- _Short task_
Please copy, without any change, the lines between the line holding "label: front 120 mm lower (1025, 773, 1066, 989)" and the line holding "upper cable cutouts (265, 300, 564, 347)", inclusive.

- _Region annotation lines_

━━━━

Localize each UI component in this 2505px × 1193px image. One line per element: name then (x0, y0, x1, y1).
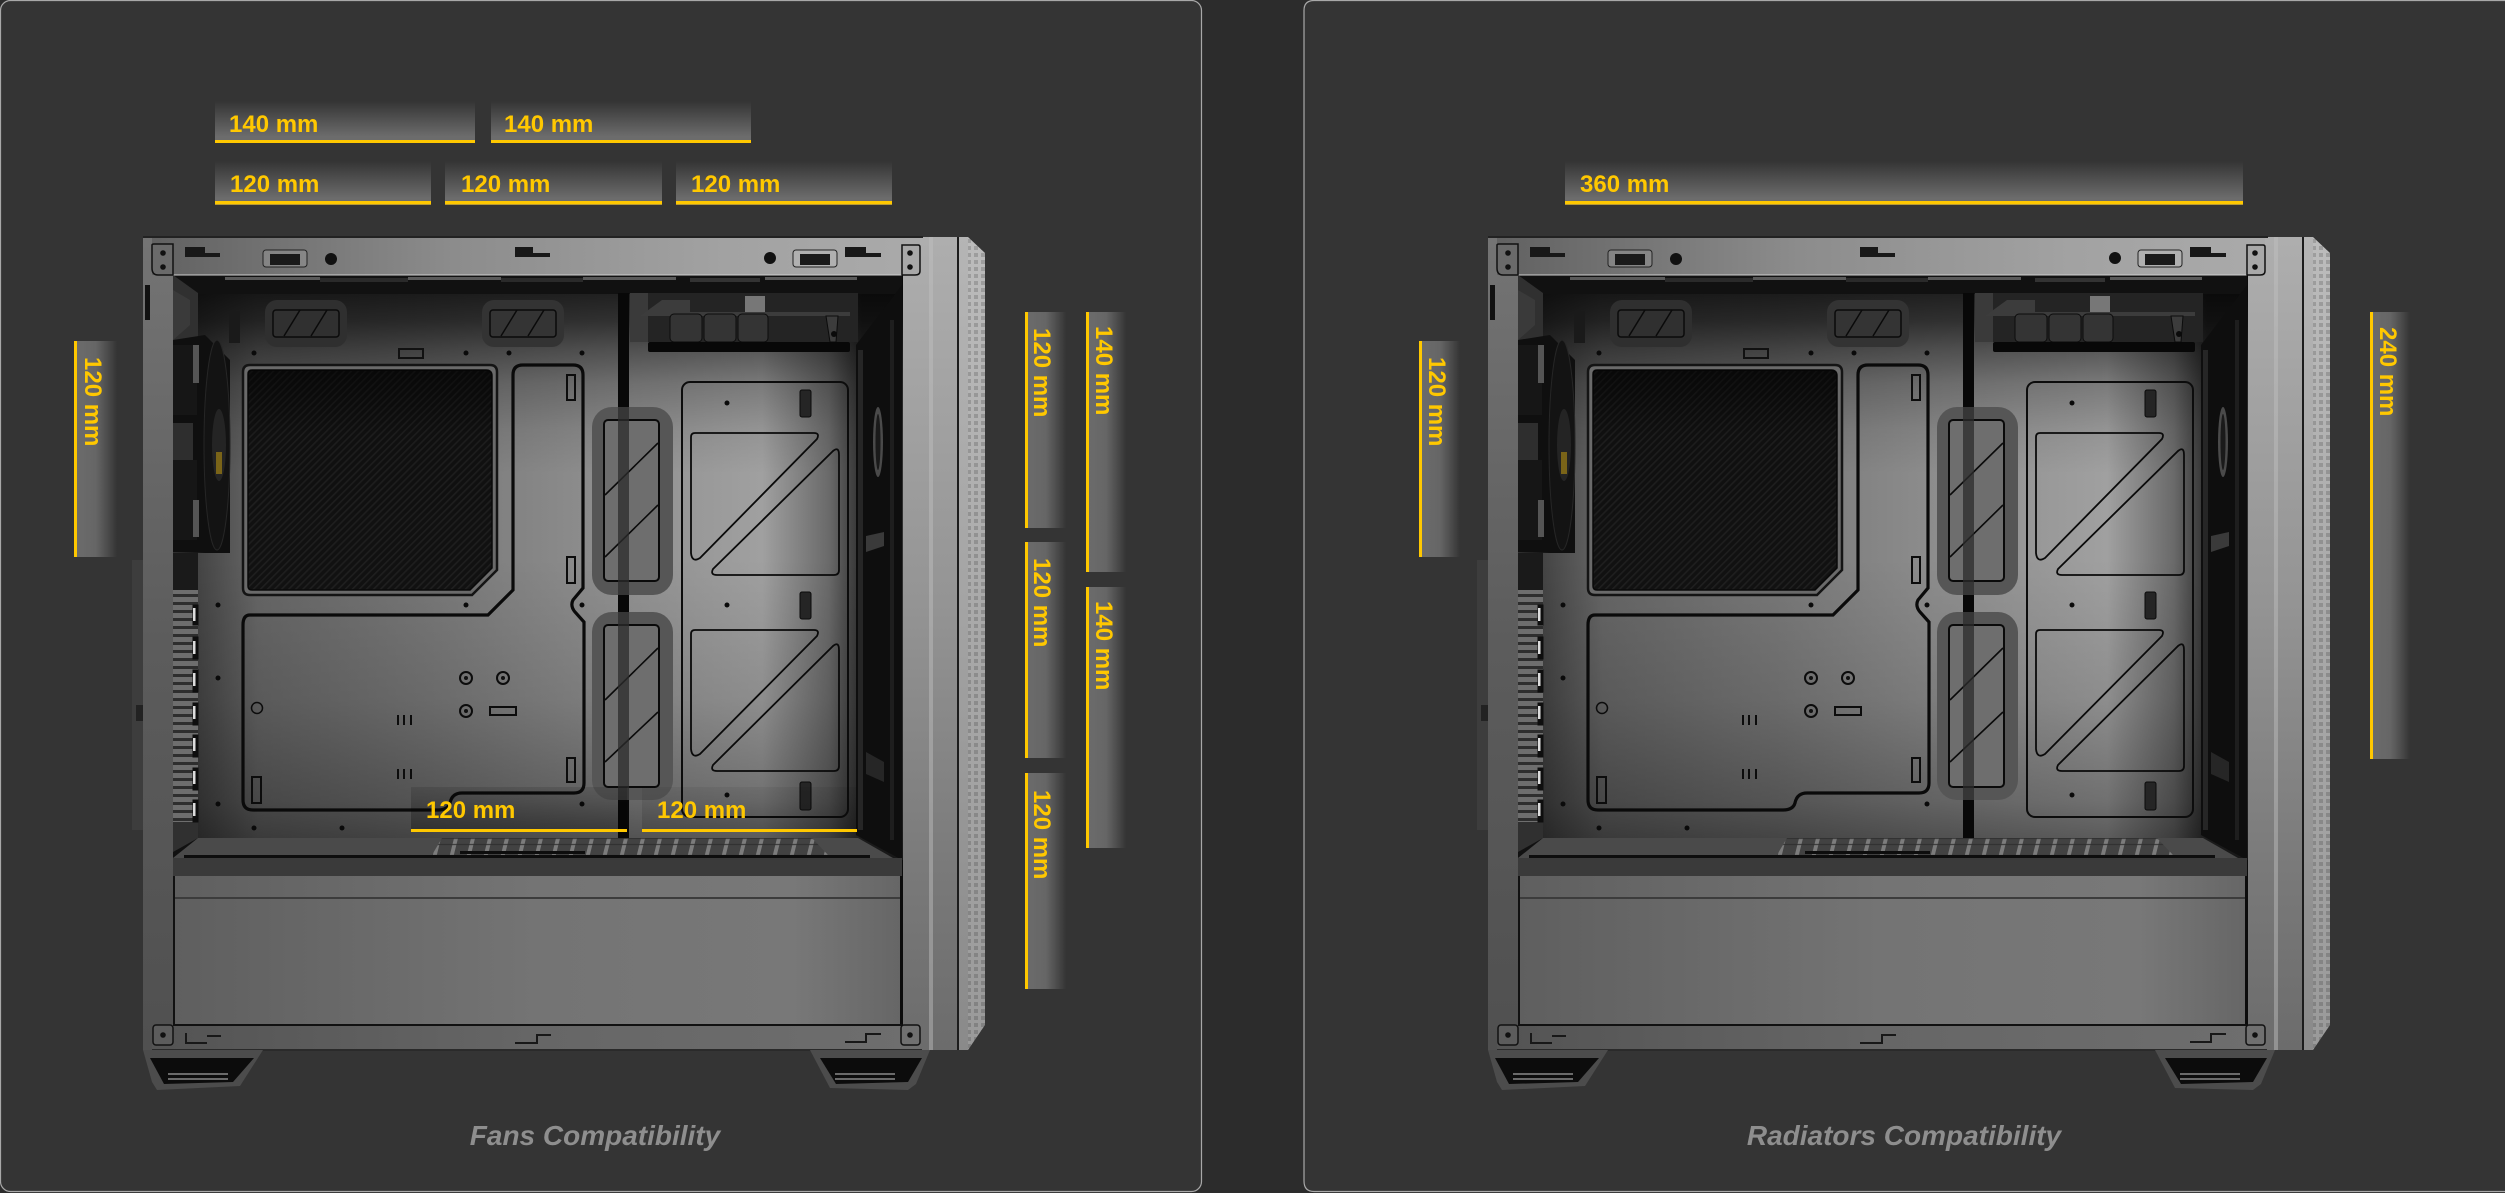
label: front 120 mm lower (1025, 773, 1066, 989)
label: rear 120 mm radiator: 120 mm (1423, 357, 1450, 446)
right pillar (900, 237, 968, 1050)
top corner brackets (152, 244, 920, 275)
label: top 120 mm middle (445, 161, 662, 205)
label: front 240 mm: 240 mm (2374, 327, 2401, 416)
label: front 140 mm lower: 140 mm (1090, 601, 1117, 690)
left pillar (136, 237, 173, 1050)
right cable panel (682, 382, 848, 817)
label: top 140 mm right (491, 101, 751, 143)
label: front 140 mm upper (1086, 312, 1126, 572)
caption: radiators: Radiators Compatibility (1747, 1120, 2063, 1151)
cable bar (618, 293, 629, 840)
label: front 140 mm upper: 140 mm (1090, 326, 1117, 415)
top bar cutouts (185, 247, 881, 267)
panel background: fans (0, 0, 1202, 1192)
label: front 140 mm lower (1086, 587, 1126, 848)
label: bottom 120 mm left: 120 mm (426, 797, 515, 824)
tray slots and standoffs (252, 375, 575, 803)
back wall (173, 275, 903, 860)
panel triangles (691, 433, 839, 771)
label: top 140 mm right: 140 mm (504, 111, 593, 138)
case floor (173, 838, 893, 858)
PC case illustration copy (1477, 236, 2330, 1090)
small bracket tab (399, 349, 423, 358)
label: top 140 mm left (215, 101, 475, 143)
label: top 120 mm left: 120 mm (230, 171, 319, 198)
caption: fans: Fans Compatibility (470, 1120, 722, 1151)
CPU cutout with mesh (243, 365, 497, 595)
case foot right (810, 1050, 930, 1090)
rear exhaust fan (173, 335, 230, 553)
label: top 360 mm (1565, 161, 2243, 205)
front intake fans (856, 285, 902, 860)
left outer bump (132, 560, 146, 830)
label: front 120 mm upper: 120 mm (1028, 328, 1055, 417)
label: front 240 mm (2370, 312, 2410, 759)
ceiling rails (225, 277, 857, 282)
motherboard tray outline (243, 365, 584, 810)
drive bay (630, 293, 858, 352)
ceiling shadow (173, 275, 902, 294)
panel: radiators compatibility (1304, 0, 2505, 1192)
label: front 120 mm middle: 120 mm (1028, 558, 1055, 647)
shroud (173, 858, 902, 1026)
label: front 120 mm middle (1025, 542, 1066, 758)
label: top 120 mm right: 120 mm (691, 171, 780, 198)
rubber grommet lower (592, 612, 673, 800)
label: bottom 120 mm right: 120 mm (657, 797, 746, 824)
case foot left (143, 1050, 263, 1090)
upper cable cutouts (265, 300, 564, 347)
rubber grommet upper (592, 407, 673, 595)
label: bottom 120 mm right (642, 787, 857, 832)
label: bottom 120 mm left (411, 787, 627, 832)
front mesh panel (968, 237, 985, 1050)
standoff centres (464, 676, 505, 713)
label: top 360 mm: 360 mm (1580, 171, 1669, 198)
bottom corner brackets (153, 1025, 920, 1045)
label: top 120 mm middle: 120 mm (461, 171, 550, 198)
PC case illustration (132, 236, 985, 1090)
label: rear 120 mm (74, 341, 117, 557)
label: top 120 mm right (676, 161, 892, 205)
top bar (143, 236, 923, 276)
panel: fans compatibility (0, 0, 1202, 1192)
left inner wall with expansion slots (173, 275, 198, 860)
mounting dots (216, 350, 730, 830)
label: top 120 mm left (215, 161, 431, 205)
label: top 140 mm left: 140 mm (229, 111, 318, 138)
rear switch (229, 311, 240, 343)
label: front 120 mm upper (1025, 312, 1066, 528)
panel background: radiators (1304, 0, 2505, 1192)
bottom bar (152, 1024, 922, 1051)
panel slots (800, 390, 811, 810)
label: front 120 mm lower: 120 mm (1028, 790, 1055, 879)
label: rear 120 mm radiator (1419, 341, 1460, 557)
label: rear 120 mm: 120 mm (79, 357, 106, 446)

━━━━

- _Result of the exercise_
label: front 120 mm lower (1025, 773, 1066, 989)
label: rear 120 mm radiator: 120 mm (1423, 357, 1450, 446)
right pillar (900, 237, 968, 1050)
top corner brackets (152, 244, 920, 275)
label: top 120 mm middle (445, 161, 662, 205)
label: front 240 mm: 240 mm (2374, 327, 2401, 416)
label: front 140 mm lower: 140 mm (1090, 601, 1117, 690)
left pillar (136, 237, 173, 1050)
right cable panel (682, 382, 848, 817)
label: top 140 mm right (491, 101, 751, 143)
label: front 140 mm upper (1086, 312, 1126, 572)
caption: radiators: Radiators Compatibility (1747, 1120, 2063, 1151)
cable bar (618, 293, 629, 840)
label: front 140 mm upper: 140 mm (1090, 326, 1117, 415)
top bar cutouts (185, 247, 881, 267)
panel background: fans (0, 0, 1202, 1192)
label: front 140 mm lower (1086, 587, 1126, 848)
label: bottom 120 mm left: 120 mm (426, 797, 515, 824)
tray slots and standoffs (252, 375, 575, 803)
back wall (173, 275, 903, 860)
panel triangles (691, 433, 839, 771)
label: top 140 mm right: 140 mm (504, 111, 593, 138)
case floor (173, 838, 893, 858)
PC case illustration copy (1477, 236, 2330, 1090)
small bracket tab (399, 349, 423, 358)
label: top 140 mm left (215, 101, 475, 143)
label: top 120 mm left: 120 mm (230, 171, 319, 198)
caption: fans: Fans Compatibility (470, 1120, 722, 1151)
CPU cutout with mesh (243, 365, 497, 595)
case foot right (810, 1050, 930, 1090)
rear exhaust fan (173, 335, 230, 553)
label: top 360 mm (1565, 161, 2243, 205)
front intake fans (856, 285, 902, 860)
left outer bump (132, 560, 146, 830)
label: front 120 mm upper: 120 mm (1028, 328, 1055, 417)
label: front 240 mm (2370, 312, 2410, 759)
ceiling rails (225, 277, 857, 282)
motherboard tray outline (243, 365, 584, 810)
drive bay (630, 293, 858, 352)
ceiling shadow (173, 275, 902, 294)
panel: radiators compatibility (1304, 0, 2505, 1192)
label: front 120 mm middle: 120 mm (1028, 558, 1055, 647)
shroud (173, 858, 902, 1026)
label: front 120 mm middle (1025, 542, 1066, 758)
label: top 120 mm right: 120 mm (691, 171, 780, 198)
rubber grommet lower (592, 612, 673, 800)
label: bottom 120 mm right: 120 mm (657, 797, 746, 824)
case foot left (143, 1050, 263, 1090)
upper cable cutouts (265, 300, 564, 347)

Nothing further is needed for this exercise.